Exercise aim -> Every record here should be printed again exactly.

Dataset entries on figures

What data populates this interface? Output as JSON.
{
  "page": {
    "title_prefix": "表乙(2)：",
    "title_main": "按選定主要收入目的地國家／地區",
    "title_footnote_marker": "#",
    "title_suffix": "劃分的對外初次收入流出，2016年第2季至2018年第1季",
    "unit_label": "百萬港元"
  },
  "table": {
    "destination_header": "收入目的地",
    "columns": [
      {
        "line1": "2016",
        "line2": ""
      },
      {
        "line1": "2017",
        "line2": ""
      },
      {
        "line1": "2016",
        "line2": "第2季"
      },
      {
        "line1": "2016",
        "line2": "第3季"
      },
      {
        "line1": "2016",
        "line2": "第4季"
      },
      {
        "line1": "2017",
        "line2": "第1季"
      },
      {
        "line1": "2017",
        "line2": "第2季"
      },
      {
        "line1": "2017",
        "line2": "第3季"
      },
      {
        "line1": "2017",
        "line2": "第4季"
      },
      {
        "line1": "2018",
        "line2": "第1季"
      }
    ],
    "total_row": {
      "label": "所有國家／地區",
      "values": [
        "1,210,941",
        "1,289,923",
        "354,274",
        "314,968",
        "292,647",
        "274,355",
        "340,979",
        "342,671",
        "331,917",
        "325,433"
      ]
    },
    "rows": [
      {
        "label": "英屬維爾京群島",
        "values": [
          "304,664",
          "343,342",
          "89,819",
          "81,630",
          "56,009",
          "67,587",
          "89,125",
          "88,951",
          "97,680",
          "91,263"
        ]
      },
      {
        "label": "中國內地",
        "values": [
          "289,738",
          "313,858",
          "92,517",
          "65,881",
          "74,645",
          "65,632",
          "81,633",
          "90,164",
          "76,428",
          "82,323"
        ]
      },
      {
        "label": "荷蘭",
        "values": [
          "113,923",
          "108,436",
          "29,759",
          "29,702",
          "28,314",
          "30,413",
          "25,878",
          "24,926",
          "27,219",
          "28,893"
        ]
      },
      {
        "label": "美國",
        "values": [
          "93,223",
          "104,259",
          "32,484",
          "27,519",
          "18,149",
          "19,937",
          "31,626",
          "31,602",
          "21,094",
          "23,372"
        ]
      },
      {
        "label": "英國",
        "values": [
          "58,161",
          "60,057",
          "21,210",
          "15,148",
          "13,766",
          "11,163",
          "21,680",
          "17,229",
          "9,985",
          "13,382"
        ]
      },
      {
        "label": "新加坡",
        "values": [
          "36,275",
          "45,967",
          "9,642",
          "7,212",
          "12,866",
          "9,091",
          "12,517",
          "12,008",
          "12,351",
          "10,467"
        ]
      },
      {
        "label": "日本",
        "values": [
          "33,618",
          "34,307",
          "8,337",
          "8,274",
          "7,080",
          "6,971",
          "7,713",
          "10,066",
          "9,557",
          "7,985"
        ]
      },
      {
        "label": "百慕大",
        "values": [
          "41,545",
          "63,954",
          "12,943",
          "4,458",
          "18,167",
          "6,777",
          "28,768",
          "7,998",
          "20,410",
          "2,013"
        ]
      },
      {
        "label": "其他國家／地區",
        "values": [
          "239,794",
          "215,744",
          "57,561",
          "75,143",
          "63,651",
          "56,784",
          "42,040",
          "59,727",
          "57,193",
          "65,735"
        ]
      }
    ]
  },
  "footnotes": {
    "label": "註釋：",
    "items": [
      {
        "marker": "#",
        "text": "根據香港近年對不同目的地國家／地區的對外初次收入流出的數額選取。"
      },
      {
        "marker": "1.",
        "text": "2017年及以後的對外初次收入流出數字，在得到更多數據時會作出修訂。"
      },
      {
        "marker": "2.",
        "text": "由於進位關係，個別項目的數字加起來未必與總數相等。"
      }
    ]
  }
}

Response for this exercise ->
What data populates this interface? Output as JSON.
{
  "page": {
    "title_prefix": "表乙(2)：",
    "title_main": "按選定主要收入目的地國家／地區",
    "title_footnote_marker": "#",
    "title_suffix": "劃分的對外初次收入流出，2016年第2季至2018年第1季",
    "unit_label": "百萬港元"
  },
  "table": {
    "destination_header": "收入目的地",
    "columns": [
      {
        "line1": "2016",
        "line2": ""
      },
      {
        "line1": "2017",
        "line2": ""
      },
      {
        "line1": "2016",
        "line2": "第2季"
      },
      {
        "line1": "2016",
        "line2": "第3季"
      },
      {
        "line1": "2016",
        "line2": "第4季"
      },
      {
        "line1": "2017",
        "line2": "第1季"
      },
      {
        "line1": "2017",
        "line2": "第2季"
      },
      {
        "line1": "2017",
        "line2": "第3季"
      },
      {
        "line1": "2017",
        "line2": "第4季"
      },
      {
        "line1": "2018",
        "line2": "第1季"
      }
    ],
    "total_row": {
      "label": "所有國家／地區",
      "values": [
        "1,210,941",
        "1,289,923",
        "354,274",
        "314,968",
        "292,647",
        "274,355",
        "340,979",
        "342,671",
        "331,917",
        "325,433"
      ]
    },
    "rows": [
      {
        "label": "英屬維爾京群島",
        "values": [
          "304,664",
          "343,342",
          "89,819",
          "81,630",
          "56,009",
          "67,587",
          "89,125",
          "88,951",
          "97,680",
          "91,263"
        ]
      },
      {
        "label": "中國內地",
        "values": [
          "289,738",
          "313,858",
          "92,517",
          "65,881",
          "74,645",
          "65,632",
          "81,633",
          "90,164",
          "76,428",
          "82,323"
        ]
      },
      {
        "label": "荷蘭",
        "values": [
          "113,923",
          "108,436",
          "29,759",
          "29,702",
          "28,314",
          "30,413",
          "25,878",
          "24,926",
          "27,219",
          "28,893"
        ]
      },
      {
        "label": "美國",
        "values": [
          "93,223",
          "104,259",
          "32,484",
          "27,519",
          "18,149",
          "19,937",
          "31,626",
          "31,602",
          "21,094",
          "23,372"
        ]
      },
      {
        "label": "英國",
        "values": [
          "58,161",
          "60,057",
          "21,210",
          "15,148",
          "13,766",
          "11,163",
          "21,680",
          "17,229",
          "9,985",
          "13,382"
        ]
      },
      {
        "label": "新加坡",
        "values": [
          "36,275",
          "45,967",
          "9,642",
          "7,212",
          "12,866",
          "9,091",
          "12,517",
          "12,008",
          "12,351",
          "10,467"
        ]
      },
      {
        "label": "日本",
        "values": [
          "33,618",
          "34,307",
          "8,337",
          "8,274",
          "7,080",
          "6,971",
          "7,713",
          "10,066",
          "9,557",
          "7,985"
        ]
      },
      {
        "label": "百慕大",
        "values": [
          "41,545",
          "63,954",
          "12,943",
          "4,458",
          "18,167",
          "6,777",
          "28,768",
          "7,998",
          "20,410",
          "2,013"
        ]
      },
      {
        "label": "其他國家／地區",
        "values": [
          "239,794",
          "215,744",
          "57,561",
          "75,143",
          "63,651",
          "56,784",
          "42,040",
          "59,727",
          "57,193",
          "65,735"
        ]
      }
    ]
  },
  "footnotes": {
    "label": "註釋：",
    "items": [
      {
        "marker": "#",
        "text": "根據香港近年對不同目的地國家／地區的對外初次收入流出的數額選取。"
      },
      {
        "marker": "1.",
        "text": "2017年及以後的對外初次收入流出數字，在得到更多數據時會作出修訂。"
      },
      {
        "marker": "2.",
        "text": "由於進位關係，個別項目的數字加起來未必與總數相等。"
      }
    ]
  }
}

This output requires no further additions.